[Problem statement]:
Search the material below for the word "toch" and copy every line in which it occurs.

start Source records

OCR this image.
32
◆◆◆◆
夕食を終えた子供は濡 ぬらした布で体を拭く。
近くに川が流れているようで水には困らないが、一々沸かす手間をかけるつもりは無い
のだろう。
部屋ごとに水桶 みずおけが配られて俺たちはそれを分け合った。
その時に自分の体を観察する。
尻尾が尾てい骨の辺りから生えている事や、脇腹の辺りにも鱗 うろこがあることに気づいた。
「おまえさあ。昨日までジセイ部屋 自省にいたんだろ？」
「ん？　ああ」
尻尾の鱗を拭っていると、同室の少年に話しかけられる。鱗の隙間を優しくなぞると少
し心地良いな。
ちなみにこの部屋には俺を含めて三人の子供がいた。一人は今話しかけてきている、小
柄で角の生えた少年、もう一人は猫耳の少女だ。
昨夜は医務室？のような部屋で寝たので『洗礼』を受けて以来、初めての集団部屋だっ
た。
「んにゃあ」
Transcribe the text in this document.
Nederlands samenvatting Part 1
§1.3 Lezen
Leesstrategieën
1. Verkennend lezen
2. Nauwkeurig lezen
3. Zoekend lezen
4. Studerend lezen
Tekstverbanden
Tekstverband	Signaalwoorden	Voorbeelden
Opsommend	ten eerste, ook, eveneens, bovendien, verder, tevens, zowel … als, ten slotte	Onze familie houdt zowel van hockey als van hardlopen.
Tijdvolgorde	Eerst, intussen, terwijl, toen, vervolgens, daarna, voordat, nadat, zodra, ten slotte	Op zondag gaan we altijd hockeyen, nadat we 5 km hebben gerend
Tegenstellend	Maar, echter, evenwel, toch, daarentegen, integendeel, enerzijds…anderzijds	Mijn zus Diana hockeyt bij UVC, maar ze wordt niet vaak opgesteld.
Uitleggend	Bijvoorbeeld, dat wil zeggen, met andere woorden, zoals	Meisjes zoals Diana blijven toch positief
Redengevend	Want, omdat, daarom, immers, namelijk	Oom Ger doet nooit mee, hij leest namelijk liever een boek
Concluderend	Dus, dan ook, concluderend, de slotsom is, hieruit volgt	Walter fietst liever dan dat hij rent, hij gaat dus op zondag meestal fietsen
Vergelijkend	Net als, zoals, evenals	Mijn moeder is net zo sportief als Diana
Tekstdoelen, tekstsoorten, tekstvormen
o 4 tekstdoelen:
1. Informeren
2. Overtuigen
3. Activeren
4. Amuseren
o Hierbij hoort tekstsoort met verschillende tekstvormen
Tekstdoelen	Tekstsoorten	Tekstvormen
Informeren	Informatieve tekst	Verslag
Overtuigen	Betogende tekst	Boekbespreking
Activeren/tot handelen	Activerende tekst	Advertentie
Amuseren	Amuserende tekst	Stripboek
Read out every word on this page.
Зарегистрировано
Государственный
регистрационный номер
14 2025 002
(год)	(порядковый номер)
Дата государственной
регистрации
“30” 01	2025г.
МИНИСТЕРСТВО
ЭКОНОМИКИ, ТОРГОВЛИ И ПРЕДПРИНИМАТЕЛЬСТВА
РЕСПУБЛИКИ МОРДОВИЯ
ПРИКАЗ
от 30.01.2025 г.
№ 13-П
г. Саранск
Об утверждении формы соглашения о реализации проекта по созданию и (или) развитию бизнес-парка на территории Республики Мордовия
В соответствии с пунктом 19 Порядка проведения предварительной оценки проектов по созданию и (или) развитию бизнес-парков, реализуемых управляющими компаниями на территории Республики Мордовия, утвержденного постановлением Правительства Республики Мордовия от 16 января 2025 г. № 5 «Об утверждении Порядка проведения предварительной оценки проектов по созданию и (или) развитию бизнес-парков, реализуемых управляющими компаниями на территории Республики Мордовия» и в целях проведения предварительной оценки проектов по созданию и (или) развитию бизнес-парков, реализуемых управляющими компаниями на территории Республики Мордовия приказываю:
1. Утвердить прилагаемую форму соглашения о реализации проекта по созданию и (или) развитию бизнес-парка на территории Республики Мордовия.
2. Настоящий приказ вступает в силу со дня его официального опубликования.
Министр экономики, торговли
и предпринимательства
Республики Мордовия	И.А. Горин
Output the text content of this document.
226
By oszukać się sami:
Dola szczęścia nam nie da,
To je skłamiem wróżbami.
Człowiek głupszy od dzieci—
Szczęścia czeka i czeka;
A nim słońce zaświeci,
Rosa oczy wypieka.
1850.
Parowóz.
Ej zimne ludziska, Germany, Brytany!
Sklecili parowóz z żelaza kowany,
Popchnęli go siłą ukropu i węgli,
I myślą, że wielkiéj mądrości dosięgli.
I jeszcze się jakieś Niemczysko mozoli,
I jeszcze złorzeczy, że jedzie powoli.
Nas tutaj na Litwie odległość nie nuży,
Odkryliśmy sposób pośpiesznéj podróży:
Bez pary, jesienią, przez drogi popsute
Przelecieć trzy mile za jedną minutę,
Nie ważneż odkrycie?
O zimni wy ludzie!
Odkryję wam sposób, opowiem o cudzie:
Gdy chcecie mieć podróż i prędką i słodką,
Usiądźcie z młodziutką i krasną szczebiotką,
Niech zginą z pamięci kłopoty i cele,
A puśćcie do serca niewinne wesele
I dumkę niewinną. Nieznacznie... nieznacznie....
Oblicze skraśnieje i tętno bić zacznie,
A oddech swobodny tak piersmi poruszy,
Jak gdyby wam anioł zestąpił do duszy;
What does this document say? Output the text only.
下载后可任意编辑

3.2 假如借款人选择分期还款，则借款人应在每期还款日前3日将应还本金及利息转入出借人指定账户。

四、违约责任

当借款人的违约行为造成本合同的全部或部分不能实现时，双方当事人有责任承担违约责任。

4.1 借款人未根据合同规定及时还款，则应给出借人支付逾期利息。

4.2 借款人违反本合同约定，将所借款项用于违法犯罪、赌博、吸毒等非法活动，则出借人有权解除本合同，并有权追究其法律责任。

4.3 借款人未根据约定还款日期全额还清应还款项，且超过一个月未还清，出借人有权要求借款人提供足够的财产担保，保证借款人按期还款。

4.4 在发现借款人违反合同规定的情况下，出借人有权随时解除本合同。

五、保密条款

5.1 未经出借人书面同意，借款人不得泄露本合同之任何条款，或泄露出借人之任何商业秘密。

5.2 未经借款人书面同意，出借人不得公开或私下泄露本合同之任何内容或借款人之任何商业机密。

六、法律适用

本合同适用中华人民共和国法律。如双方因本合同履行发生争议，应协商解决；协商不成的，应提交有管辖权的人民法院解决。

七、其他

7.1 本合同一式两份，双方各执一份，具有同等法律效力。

end Source records

[Task answer]:
Tegenstellend	Maar, echter, evenwel, toch, daarentegen, integendeel, enerzijds…anderzijds	Mijn zus Diana hockeyt bij UVC, maar ze wordt niet vaak opgesteld.
Uitleggend	Bijvoorbeeld, dat wil zeggen, met andere woorden, zoals	Meisjes zoals Diana blijven toch positief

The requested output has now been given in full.